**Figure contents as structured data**
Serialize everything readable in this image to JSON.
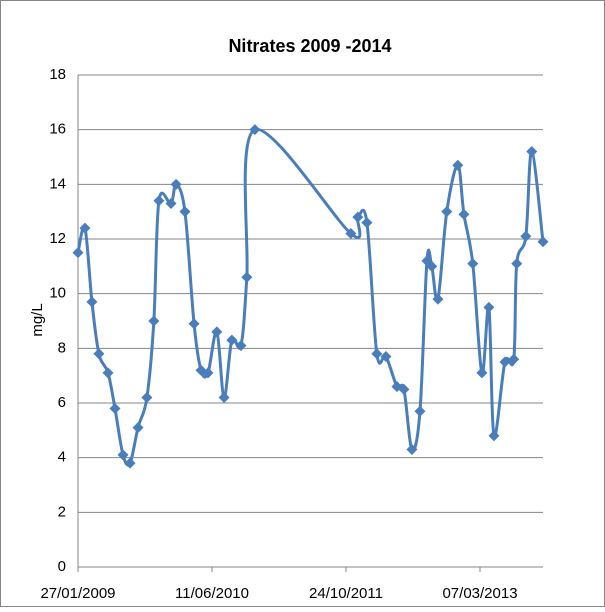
{
  "chart_data": {
    "type": "line",
    "title": "Nitrates 2009 -2014",
    "y_label": "mg/L",
    "x": [
      "2009-01-27",
      "2009-02-22",
      "2009-03-20",
      "2009-04-15",
      "2009-05-19",
      "2009-06-14",
      "2009-07-14",
      "2009-08-09",
      "2009-09-08",
      "2009-10-11",
      "2009-11-06",
      "2009-11-25",
      "2010-01-09",
      "2010-01-28",
      "2010-03-02",
      "2010-04-05",
      "2010-05-01",
      "2010-05-27",
      "2010-06-29",
      "2010-07-26",
      "2010-08-24",
      "2010-09-27",
      "2010-10-19",
      "2010-11-18",
      "2011-11-11",
      "2011-12-07",
      "2012-01-10",
      "2012-02-16",
      "2012-03-21",
      "2012-05-01",
      "2012-05-27",
      "2012-06-26",
      "2012-07-26",
      "2012-08-21",
      "2012-09-08",
      "2012-10-01",
      "2012-11-03",
      "2012-12-14",
      "2013-01-06",
      "2013-02-08",
      "2013-03-14",
      "2013-04-09",
      "2013-04-28",
      "2013-06-08",
      "2013-07-11",
      "2013-07-22",
      "2013-08-25",
      "2013-09-16",
      "2013-10-28"
    ],
    "series": [
      {
        "name": "Nitrates",
        "color": "#4a7ebb",
        "values": [
          11.5,
          12.4,
          9.7,
          7.8,
          7.1,
          5.8,
          4.1,
          3.8,
          5.1,
          6.2,
          9.0,
          13.4,
          13.3,
          14.0,
          13.0,
          8.9,
          7.2,
          7.1,
          8.6,
          6.2,
          8.3,
          8.1,
          10.6,
          16.0,
          12.2,
          12.8,
          12.6,
          7.8,
          7.7,
          6.6,
          6.5,
          4.3,
          5.7,
          11.2,
          11.0,
          9.8,
          13.0,
          14.7,
          12.9,
          11.1,
          7.1,
          9.5,
          4.8,
          7.5,
          7.6,
          11.1,
          12.1,
          15.2,
          11.9
        ]
      }
    ],
    "xlim": [
      "2009-01-27",
      "2013-10-28"
    ],
    "xticks": [
      {
        "value": "2009-01-27",
        "label": "27/01/2009"
      },
      {
        "value": "2010-06-11",
        "label": "11/06/2010"
      },
      {
        "value": "2011-10-24",
        "label": "24/10/2011"
      },
      {
        "value": "2013-03-07",
        "label": "07/03/2013"
      }
    ],
    "ylim": [
      0,
      18
    ],
    "yticks": [
      0,
      2,
      4,
      6,
      8,
      10,
      12,
      14,
      16,
      18
    ],
    "grid": true
  }
}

**Problem**
Return to the listing above and set it down exactly, leaving out its pictures.

**The completed task**
Serialize everything readable in this image to JSON.
{
  "chart_data": {
    "type": "line",
    "title": "Nitrates 2009 -2014",
    "y_label": "mg/L",
    "x": [
      "2009-01-27",
      "2009-02-22",
      "2009-03-20",
      "2009-04-15",
      "2009-05-19",
      "2009-06-14",
      "2009-07-14",
      "2009-08-09",
      "2009-09-08",
      "2009-10-11",
      "2009-11-06",
      "2009-11-25",
      "2010-01-09",
      "2010-01-28",
      "2010-03-02",
      "2010-04-05",
      "2010-05-01",
      "2010-05-27",
      "2010-06-29",
      "2010-07-26",
      "2010-08-24",
      "2010-09-27",
      "2010-10-19",
      "2010-11-18",
      "2011-11-11",
      "2011-12-07",
      "2012-01-10",
      "2012-02-16",
      "2012-03-21",
      "2012-05-01",
      "2012-05-27",
      "2012-06-26",
      "2012-07-26",
      "2012-08-21",
      "2012-09-08",
      "2012-10-01",
      "2012-11-03",
      "2012-12-14",
      "2013-01-06",
      "2013-02-08",
      "2013-03-14",
      "2013-04-09",
      "2013-04-28",
      "2013-06-08",
      "2013-07-11",
      "2013-07-22",
      "2013-08-25",
      "2013-09-16",
      "2013-10-28"
    ],
    "series": [
      {
        "name": "Nitrates",
        "color": "#4a7ebb",
        "values": [
          11.5,
          12.4,
          9.7,
          7.8,
          7.1,
          5.8,
          4.1,
          3.8,
          5.1,
          6.2,
          9.0,
          13.4,
          13.3,
          14.0,
          13.0,
          8.9,
          7.2,
          7.1,
          8.6,
          6.2,
          8.3,
          8.1,
          10.6,
          16.0,
          12.2,
          12.8,
          12.6,
          7.8,
          7.7,
          6.6,
          6.5,
          4.3,
          5.7,
          11.2,
          11.0,
          9.8,
          13.0,
          14.7,
          12.9,
          11.1,
          7.1,
          9.5,
          4.8,
          7.5,
          7.6,
          11.1,
          12.1,
          15.2,
          11.9
        ]
      }
    ],
    "xlim": [
      "2009-01-27",
      "2013-10-28"
    ],
    "xticks": [
      {
        "value": "2009-01-27",
        "label": "27/01/2009"
      },
      {
        "value": "2010-06-11",
        "label": "11/06/2010"
      },
      {
        "value": "2011-10-24",
        "label": "24/10/2011"
      },
      {
        "value": "2013-03-07",
        "label": "07/03/2013"
      }
    ],
    "ylim": [
      0,
      18
    ],
    "yticks": [
      0,
      2,
      4,
      6,
      8,
      10,
      12,
      14,
      16,
      18
    ],
    "grid": true
  }
}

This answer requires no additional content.